### RECORDS SHOWN ###
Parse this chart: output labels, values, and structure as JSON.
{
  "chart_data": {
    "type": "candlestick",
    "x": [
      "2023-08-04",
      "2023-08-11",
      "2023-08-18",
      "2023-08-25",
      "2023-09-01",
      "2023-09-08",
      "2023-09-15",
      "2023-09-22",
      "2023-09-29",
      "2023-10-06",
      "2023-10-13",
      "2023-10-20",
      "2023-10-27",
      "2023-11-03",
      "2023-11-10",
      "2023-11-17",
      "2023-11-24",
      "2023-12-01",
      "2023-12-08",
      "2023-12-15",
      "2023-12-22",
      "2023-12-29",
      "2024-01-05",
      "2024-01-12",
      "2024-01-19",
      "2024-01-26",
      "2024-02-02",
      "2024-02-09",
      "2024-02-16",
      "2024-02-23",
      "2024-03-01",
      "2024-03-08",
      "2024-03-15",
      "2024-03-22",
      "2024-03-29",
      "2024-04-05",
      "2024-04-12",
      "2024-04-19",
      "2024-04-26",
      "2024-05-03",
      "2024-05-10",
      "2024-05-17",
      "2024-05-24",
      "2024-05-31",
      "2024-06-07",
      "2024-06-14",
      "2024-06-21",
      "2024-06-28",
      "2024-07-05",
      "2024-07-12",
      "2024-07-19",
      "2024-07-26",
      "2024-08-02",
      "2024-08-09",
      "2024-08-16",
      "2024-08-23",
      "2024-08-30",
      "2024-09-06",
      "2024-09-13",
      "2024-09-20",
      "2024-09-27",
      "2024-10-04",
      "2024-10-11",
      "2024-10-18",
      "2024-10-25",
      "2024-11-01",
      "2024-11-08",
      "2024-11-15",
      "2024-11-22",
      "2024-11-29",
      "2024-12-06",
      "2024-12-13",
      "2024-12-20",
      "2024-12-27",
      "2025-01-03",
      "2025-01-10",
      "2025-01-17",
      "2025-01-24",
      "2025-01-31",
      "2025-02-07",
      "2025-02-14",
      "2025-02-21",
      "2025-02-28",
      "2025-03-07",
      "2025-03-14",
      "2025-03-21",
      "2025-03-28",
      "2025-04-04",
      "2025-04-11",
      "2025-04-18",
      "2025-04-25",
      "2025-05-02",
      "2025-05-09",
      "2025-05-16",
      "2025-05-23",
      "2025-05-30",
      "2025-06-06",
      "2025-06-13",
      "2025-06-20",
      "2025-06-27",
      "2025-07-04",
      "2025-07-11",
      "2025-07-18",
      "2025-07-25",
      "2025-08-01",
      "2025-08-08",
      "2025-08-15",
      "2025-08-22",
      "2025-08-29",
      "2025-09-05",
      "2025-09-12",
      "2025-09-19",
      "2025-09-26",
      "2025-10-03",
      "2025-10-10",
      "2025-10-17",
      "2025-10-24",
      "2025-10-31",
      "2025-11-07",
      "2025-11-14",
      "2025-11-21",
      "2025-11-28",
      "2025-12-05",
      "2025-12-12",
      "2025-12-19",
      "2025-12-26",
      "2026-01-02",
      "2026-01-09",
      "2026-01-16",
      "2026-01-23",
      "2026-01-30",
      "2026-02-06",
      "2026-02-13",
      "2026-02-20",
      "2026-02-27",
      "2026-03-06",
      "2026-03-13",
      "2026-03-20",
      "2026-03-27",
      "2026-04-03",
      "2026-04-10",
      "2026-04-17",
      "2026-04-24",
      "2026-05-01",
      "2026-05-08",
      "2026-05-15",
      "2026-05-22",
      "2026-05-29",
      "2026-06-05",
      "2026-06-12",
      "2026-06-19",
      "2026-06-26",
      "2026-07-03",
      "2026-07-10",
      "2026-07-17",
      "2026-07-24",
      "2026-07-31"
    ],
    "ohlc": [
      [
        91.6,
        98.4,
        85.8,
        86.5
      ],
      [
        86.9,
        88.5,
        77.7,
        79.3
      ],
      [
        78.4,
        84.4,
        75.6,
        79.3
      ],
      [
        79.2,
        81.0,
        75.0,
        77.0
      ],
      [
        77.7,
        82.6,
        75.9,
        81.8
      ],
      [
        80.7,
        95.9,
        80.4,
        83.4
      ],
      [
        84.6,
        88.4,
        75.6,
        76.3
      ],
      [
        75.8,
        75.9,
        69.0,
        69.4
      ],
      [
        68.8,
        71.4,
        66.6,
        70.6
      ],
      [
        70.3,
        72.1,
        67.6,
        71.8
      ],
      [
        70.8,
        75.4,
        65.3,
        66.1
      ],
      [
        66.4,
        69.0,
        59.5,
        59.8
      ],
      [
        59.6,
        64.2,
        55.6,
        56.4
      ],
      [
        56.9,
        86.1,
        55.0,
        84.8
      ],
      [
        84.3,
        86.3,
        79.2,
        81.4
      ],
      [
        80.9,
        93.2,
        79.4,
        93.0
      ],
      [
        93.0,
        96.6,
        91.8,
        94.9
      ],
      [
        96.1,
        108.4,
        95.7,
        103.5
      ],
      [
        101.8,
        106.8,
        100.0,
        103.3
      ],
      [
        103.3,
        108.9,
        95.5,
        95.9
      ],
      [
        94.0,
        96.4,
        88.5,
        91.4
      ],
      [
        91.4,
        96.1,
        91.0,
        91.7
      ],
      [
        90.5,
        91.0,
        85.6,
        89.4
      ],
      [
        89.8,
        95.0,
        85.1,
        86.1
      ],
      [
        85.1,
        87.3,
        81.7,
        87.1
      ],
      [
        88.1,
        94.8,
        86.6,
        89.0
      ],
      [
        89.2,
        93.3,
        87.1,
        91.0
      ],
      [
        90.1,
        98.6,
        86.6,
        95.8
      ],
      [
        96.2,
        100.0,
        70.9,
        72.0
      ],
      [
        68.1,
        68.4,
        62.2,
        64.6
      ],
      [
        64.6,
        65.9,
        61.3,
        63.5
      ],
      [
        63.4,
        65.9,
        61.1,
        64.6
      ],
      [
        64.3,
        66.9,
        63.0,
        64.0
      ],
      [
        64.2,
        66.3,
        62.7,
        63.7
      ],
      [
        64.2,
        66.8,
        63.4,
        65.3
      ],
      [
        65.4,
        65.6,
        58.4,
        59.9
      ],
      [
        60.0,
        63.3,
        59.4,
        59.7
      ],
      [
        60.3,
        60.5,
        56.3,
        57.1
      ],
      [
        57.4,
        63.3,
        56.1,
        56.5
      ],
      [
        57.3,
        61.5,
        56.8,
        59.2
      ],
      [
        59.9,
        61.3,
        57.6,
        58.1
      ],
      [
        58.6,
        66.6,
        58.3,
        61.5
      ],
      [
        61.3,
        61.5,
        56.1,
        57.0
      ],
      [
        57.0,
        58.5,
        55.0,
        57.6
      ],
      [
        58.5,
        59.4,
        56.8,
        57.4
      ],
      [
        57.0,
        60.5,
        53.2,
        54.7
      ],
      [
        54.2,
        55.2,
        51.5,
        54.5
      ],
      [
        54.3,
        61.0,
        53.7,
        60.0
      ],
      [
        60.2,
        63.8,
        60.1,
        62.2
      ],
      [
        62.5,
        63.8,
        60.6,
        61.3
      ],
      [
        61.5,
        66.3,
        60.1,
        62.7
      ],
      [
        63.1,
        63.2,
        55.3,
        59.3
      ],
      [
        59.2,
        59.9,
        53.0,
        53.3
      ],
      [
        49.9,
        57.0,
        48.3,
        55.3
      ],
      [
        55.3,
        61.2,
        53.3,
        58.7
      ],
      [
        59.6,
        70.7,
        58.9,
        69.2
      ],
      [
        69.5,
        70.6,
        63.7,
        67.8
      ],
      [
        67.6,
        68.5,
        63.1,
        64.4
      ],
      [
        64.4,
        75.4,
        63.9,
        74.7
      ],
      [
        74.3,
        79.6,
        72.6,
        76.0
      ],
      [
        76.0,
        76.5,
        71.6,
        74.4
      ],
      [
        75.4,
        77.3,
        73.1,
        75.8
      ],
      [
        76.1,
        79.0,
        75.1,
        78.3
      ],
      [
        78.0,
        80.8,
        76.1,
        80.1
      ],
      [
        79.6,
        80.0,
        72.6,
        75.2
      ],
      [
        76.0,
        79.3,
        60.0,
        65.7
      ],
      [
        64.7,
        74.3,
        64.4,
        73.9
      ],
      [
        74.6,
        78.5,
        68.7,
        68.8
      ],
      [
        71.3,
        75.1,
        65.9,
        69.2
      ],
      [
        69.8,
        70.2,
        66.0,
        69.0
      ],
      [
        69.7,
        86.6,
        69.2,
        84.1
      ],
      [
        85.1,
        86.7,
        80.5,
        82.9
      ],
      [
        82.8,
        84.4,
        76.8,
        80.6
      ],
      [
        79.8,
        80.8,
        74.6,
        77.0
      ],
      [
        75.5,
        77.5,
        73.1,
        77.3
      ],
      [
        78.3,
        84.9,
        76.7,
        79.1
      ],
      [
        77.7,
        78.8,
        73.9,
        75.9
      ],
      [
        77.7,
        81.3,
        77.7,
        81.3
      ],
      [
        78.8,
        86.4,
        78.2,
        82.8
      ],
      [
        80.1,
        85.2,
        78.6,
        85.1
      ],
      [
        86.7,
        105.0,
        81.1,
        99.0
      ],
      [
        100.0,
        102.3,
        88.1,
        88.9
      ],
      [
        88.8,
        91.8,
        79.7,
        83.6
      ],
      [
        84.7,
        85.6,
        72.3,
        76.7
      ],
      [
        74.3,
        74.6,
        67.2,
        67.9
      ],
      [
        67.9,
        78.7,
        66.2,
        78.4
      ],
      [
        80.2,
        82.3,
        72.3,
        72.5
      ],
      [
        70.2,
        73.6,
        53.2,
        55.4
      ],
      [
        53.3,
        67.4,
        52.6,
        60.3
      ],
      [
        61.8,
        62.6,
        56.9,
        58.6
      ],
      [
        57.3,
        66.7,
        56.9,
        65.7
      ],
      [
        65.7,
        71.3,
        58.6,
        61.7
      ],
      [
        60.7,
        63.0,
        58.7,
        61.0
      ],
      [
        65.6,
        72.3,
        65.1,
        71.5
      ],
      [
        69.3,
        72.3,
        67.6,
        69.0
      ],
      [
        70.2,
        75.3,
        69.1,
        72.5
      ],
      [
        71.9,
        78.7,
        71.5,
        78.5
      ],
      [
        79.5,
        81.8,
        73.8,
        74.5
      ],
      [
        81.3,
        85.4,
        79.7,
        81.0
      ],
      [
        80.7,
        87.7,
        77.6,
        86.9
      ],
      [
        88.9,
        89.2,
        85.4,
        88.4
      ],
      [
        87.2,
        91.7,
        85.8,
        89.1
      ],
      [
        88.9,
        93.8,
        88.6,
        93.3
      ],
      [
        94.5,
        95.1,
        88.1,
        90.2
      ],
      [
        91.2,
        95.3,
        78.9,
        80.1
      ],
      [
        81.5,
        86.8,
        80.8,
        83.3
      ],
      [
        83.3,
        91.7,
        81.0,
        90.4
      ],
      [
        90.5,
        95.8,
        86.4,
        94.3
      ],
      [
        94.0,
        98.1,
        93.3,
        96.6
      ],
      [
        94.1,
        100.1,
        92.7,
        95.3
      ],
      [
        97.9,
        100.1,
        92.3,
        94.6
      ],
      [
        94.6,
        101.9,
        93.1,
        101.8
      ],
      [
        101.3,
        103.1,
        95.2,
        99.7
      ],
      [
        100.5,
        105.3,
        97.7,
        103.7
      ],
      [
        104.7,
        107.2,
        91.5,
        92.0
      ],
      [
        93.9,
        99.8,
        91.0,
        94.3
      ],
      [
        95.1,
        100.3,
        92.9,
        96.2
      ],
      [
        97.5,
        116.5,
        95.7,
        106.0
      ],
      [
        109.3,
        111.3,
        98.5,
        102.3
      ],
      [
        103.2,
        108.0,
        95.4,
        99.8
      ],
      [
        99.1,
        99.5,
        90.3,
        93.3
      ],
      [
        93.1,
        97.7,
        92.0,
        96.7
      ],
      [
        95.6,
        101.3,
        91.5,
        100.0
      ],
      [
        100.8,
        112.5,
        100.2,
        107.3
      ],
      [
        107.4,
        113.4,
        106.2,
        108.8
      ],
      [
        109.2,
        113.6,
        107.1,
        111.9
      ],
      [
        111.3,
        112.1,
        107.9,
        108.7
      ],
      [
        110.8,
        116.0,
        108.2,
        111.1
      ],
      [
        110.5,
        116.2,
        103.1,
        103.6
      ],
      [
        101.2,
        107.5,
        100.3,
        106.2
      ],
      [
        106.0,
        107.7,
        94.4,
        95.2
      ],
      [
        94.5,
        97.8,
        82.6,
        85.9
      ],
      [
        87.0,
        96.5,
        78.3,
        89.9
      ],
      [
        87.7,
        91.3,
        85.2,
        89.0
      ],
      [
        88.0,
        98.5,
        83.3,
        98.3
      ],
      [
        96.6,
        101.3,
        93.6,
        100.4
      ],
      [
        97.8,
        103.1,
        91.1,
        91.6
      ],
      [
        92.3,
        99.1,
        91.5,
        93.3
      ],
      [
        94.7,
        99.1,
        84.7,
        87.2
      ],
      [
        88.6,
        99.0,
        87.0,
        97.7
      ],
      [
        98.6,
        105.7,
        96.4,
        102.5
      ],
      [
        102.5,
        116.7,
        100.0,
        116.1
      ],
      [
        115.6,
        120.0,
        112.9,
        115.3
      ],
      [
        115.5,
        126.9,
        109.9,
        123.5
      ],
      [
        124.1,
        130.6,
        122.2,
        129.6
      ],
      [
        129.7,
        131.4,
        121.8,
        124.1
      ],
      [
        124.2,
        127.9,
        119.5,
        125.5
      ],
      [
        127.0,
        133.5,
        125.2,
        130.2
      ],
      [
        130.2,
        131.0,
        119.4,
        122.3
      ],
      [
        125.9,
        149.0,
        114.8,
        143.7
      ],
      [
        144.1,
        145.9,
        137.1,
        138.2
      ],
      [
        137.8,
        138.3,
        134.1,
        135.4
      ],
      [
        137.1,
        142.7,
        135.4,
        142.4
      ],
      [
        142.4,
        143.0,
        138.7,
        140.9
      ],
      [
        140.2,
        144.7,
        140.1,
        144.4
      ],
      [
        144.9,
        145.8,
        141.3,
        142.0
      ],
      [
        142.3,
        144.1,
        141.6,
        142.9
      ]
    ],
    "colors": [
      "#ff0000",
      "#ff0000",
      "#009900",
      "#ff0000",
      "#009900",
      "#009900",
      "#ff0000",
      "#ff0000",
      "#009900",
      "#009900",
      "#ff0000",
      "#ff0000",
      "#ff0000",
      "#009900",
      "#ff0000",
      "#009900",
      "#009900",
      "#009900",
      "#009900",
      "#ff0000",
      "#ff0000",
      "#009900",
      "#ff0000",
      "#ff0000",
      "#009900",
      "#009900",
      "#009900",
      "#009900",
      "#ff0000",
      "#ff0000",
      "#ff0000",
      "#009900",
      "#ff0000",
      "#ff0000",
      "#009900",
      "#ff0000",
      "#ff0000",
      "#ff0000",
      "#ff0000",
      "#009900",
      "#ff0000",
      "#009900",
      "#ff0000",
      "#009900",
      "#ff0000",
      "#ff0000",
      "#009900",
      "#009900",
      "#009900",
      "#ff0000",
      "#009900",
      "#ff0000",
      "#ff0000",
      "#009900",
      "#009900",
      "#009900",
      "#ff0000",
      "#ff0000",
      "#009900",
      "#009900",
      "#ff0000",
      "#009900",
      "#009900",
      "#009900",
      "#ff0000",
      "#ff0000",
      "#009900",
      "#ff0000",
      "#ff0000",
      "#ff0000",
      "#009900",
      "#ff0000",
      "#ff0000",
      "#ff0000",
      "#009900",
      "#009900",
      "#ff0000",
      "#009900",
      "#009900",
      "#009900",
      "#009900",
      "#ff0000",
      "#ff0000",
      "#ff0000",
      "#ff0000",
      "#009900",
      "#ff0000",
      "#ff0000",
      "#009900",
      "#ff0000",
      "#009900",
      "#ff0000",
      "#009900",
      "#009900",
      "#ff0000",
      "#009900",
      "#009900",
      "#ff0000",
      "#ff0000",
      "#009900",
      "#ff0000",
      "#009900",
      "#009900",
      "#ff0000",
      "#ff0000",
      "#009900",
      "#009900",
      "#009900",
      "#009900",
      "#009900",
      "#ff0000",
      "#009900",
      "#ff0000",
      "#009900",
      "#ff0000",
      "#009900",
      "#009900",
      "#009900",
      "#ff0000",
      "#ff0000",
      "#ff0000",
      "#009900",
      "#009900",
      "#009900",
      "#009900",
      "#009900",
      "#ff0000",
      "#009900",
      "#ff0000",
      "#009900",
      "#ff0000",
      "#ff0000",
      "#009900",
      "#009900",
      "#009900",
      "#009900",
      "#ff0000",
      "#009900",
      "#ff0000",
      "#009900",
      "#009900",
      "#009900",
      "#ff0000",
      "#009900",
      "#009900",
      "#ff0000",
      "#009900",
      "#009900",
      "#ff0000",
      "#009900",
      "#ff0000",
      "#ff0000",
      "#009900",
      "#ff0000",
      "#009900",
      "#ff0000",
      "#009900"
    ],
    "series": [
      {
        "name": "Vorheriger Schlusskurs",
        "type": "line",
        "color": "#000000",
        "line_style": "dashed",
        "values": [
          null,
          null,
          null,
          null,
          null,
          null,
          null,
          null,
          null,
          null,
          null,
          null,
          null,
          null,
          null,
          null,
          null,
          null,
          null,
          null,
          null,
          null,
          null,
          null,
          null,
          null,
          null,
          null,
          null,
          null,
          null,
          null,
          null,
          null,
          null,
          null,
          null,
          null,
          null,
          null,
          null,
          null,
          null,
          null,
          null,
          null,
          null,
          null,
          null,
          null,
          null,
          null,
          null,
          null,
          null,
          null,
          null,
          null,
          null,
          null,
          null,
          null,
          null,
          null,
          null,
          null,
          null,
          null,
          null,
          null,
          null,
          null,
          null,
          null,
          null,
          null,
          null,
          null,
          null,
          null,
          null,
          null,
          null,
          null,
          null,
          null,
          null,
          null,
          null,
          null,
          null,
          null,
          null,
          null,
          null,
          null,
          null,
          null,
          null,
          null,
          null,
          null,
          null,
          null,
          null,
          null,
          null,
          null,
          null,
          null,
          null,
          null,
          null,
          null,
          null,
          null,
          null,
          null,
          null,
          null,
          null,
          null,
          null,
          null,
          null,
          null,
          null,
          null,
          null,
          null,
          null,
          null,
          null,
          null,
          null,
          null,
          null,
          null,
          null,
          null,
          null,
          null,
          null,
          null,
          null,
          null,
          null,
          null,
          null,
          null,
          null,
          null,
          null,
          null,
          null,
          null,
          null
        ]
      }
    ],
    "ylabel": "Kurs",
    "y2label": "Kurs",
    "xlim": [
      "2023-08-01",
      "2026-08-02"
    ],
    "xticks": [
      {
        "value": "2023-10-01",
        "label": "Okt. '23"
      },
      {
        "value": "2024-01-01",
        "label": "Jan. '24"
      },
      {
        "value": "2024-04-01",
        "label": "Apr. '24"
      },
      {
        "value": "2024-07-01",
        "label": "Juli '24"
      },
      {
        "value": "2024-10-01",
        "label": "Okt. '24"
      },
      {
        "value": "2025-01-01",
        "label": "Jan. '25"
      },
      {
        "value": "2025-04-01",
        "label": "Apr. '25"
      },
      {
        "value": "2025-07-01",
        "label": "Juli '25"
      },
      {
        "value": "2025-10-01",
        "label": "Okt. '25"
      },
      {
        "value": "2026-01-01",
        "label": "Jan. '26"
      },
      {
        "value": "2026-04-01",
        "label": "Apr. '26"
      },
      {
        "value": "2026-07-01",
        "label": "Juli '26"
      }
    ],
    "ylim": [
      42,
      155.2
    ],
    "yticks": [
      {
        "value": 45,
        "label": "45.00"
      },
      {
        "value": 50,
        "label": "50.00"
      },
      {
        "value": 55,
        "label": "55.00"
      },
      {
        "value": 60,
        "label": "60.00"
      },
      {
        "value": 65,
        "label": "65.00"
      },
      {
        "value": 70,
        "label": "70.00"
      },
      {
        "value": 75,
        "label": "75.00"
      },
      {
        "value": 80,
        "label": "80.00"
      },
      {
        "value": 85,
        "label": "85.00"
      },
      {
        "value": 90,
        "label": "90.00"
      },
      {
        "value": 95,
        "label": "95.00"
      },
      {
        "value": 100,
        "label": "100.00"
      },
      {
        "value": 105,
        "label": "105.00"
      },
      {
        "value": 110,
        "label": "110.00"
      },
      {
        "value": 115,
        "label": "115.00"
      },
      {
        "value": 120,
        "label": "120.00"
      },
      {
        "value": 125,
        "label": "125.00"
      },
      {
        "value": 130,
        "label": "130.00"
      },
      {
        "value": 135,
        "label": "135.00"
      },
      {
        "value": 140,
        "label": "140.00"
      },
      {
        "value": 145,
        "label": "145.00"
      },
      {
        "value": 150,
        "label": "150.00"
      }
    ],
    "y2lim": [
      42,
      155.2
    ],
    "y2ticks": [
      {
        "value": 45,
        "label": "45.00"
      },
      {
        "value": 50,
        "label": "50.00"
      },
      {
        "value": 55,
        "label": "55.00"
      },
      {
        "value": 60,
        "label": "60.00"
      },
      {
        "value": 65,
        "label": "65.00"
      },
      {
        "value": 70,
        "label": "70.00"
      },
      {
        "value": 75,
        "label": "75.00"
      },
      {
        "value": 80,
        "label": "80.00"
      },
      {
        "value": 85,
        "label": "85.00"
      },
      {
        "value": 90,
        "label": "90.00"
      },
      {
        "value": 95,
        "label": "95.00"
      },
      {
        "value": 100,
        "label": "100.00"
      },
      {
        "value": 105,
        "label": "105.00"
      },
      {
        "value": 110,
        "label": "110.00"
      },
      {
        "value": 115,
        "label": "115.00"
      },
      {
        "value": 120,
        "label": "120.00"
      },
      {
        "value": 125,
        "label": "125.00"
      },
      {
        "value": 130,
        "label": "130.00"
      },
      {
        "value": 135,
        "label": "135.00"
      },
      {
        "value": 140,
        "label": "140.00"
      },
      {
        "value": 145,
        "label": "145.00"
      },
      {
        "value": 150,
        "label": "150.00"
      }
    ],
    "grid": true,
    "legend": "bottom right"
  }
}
###
■ **DIRECTIVE**
Your answer should be only the number of lines that hold the word "Juli".

■ **WORKED ANSWER**
3